» Consigna 1: Reproduce sin cambios todos los registros, desde el comienzo hasta la línea que contiene "547, 487, 622]", incluidos ambos extremos.

» Selección:
++++++

Por esos mismos años, San Agustín (354-430 de nuestra era), el máximo pensador del primer milenio del cristianismo, consideraba que el embrión no tenía alma hasta el día 45 después de la concepción. Por eso, distinguía entre el aborto realizado sobre un feto animado (que equiparaba al homicidio) y el aborto practicado sobre un “informe” sin alma humana, al que también repudiaba, pero consideraba merecedor de una pena menor.

En palabras del propio San Agustín: “La pregunta sobre el alma no se decide apresuradamente con juicios no discutidos ni opiniones temerarias; según la ley, el acto del aborto no se considera homicidio porque aún no se puede decir que haya un alma viva en un cuerpo que carece de sensación ya que todavía no se ha formado la carne y no está dotada de sentidos”.

Tomas de Aquino y el Juicio Final

Casi un milenio más tarde, Santo Tomás De Aquino(1225-1274), otro de los teólogos más importantes del cristianismo – y a quien, Aguer nos informa, “estudio desde mi adolescencia”–, consideraba al aborto como un pecado, pero contra el matrimonio. A la vez, en Suma teológica, era enfático sobre la cuestión de que “el alma no es infundida antes de la formación del cuerpo”. Para él, el alma humana llegaba junto con la forma humana, por lo que un embrión no tenía alma hasta después de varias semanas de embarazo, cuando el feto comenzaba a adquirir la forma humana, y se percibía su movimiento. 

Para esclarecer a los nuevos cruzados por el alma de los embriones, cabe rescatar un comentario de Umberto Eco (El comienzo de la vida, para La Nación, 30/03/2005), acerca de que Tomás de Aquino ofrecía una visión muy biológica de la formación del feto, según la cual Dios introducía el alma al cuerpo gradualmente. Así, el feto primero adquiría, primero, el alma vegetativa y, a continuación, el alma sensitiva y solo entonces, en un cuerpo ya formado, se creaba el alma racional (Suma teológica, I, 90). El embrión solo tenía alma sensitiva (Suma teológica, I, 72, 3 y I, 118, 2).

En la Suma contra los gentiles (II, 89) Aquino describe a la generación como un proceso gradual, “a causa de las formas intermedias de las que el feto está dotado desde el principio hasta su forma final”.

Por eso, en el Suplemento a la Suma teológica (80, 4), se lee esta afirmación que hoy suena revolucionaria, a juicio del filósofo y semiólogo italiano:  “Tras el Juicio Universal, cuando los cuerpos de los muertos resuciten para que nuestra carne participe de la gloria celestial (momento en que ya, también según San Agustín, volverán a vivir en la plenitud de una belleza y una integridad adulta no solo los que nacieron muertos sino también, en forma humanamente perfecta, los engendros de la naturaleza, los mutilados, los concebidos sin brazos o sin ojos), pues bien, en esa  ‘resurrección de la carne’ no participarán los embriones, al no habérseles infundido todavía el alma racional y, por lo tanto, no ser  ‘seres humanos’”.

++++++

» Datos del ejercicio:
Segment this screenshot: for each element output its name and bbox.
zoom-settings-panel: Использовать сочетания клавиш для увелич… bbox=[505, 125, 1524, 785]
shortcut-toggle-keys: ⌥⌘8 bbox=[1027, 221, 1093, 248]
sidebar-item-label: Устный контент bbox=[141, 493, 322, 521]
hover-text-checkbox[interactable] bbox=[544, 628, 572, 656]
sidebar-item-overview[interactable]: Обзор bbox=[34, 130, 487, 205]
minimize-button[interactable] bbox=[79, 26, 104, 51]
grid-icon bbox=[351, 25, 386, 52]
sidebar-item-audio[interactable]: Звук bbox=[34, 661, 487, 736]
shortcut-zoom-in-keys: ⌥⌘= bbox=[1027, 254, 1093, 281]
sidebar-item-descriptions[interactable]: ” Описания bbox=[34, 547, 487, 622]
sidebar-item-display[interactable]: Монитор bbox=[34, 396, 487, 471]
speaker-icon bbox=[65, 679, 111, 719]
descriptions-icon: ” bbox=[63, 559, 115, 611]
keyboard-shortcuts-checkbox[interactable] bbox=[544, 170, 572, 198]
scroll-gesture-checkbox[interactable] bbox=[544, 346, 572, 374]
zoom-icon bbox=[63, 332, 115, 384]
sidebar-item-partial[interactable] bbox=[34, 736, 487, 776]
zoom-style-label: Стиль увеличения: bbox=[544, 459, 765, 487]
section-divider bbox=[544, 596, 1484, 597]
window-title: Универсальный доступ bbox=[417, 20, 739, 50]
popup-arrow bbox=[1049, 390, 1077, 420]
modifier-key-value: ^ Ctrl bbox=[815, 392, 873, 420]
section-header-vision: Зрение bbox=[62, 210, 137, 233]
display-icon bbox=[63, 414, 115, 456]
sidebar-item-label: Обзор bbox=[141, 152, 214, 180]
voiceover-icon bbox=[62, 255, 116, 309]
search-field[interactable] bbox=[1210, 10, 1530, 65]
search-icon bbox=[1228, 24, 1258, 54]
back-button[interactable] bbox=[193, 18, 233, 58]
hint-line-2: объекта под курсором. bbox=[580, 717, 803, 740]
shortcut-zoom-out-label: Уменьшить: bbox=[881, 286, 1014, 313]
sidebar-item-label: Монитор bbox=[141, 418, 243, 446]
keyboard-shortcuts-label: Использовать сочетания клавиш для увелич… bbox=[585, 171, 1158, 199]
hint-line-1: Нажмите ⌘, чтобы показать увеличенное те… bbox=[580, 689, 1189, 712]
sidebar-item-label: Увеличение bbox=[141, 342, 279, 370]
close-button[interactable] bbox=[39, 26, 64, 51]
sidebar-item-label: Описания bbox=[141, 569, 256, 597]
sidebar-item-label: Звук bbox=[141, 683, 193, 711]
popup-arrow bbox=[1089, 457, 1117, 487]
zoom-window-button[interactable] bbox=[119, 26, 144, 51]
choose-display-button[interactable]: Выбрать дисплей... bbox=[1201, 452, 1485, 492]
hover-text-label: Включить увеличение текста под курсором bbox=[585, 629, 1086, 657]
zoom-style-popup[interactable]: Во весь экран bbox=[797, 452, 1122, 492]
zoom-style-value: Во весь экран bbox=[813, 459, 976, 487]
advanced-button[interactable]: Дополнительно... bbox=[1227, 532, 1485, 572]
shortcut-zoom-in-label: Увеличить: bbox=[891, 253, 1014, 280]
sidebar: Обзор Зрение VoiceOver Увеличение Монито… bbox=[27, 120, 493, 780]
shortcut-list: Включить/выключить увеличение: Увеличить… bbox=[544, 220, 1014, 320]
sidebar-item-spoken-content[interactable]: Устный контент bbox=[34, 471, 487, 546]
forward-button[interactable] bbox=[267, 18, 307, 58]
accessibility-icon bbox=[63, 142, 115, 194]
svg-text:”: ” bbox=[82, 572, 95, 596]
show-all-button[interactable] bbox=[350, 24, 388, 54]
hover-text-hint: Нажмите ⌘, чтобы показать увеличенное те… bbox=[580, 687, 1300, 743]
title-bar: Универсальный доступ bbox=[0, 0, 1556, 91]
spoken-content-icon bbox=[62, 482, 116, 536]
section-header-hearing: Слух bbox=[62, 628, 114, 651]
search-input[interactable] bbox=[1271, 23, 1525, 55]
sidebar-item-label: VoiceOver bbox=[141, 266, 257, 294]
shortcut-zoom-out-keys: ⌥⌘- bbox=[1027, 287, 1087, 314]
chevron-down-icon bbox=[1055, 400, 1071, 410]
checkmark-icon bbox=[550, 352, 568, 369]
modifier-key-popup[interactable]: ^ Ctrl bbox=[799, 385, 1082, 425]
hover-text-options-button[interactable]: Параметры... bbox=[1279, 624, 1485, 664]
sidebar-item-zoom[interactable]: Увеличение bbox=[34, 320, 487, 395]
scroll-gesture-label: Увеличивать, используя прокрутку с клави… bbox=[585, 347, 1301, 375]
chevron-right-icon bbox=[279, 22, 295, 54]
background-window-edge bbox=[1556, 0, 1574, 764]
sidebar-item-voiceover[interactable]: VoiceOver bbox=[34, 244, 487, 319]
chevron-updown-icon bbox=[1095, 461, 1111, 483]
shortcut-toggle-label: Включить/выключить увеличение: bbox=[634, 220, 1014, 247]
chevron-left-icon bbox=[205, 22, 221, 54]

++++++

» Consigna 2: Según la selección, ¿hasta qué día después de la concepción consideraba San Agustín que el embrión no tenía alma?

» Resultado final 1:
Segment this screenshot: for each element output its name and bbox.
zoom-settings-panel: Использовать сочетания клавиш для увелич… bbox=[505, 125, 1524, 785]
shortcut-toggle-keys: ⌥⌘8 bbox=[1027, 221, 1093, 248]
sidebar-item-label: Устный контент bbox=[141, 493, 322, 521]
hover-text-checkbox[interactable] bbox=[544, 628, 572, 656]
sidebar-item-overview[interactable]: Обзор bbox=[34, 130, 487, 205]
minimize-button[interactable] bbox=[79, 26, 104, 51]
grid-icon bbox=[351, 25, 386, 52]
sidebar-item-audio[interactable]: Звук bbox=[34, 661, 487, 736]
shortcut-zoom-in-keys: ⌥⌘= bbox=[1027, 254, 1093, 281]
sidebar-item-descriptions[interactable]: ” Описания bbox=[34, 547, 487, 622]

» Resultado final 2: Hasta el día 45 después de la concepción.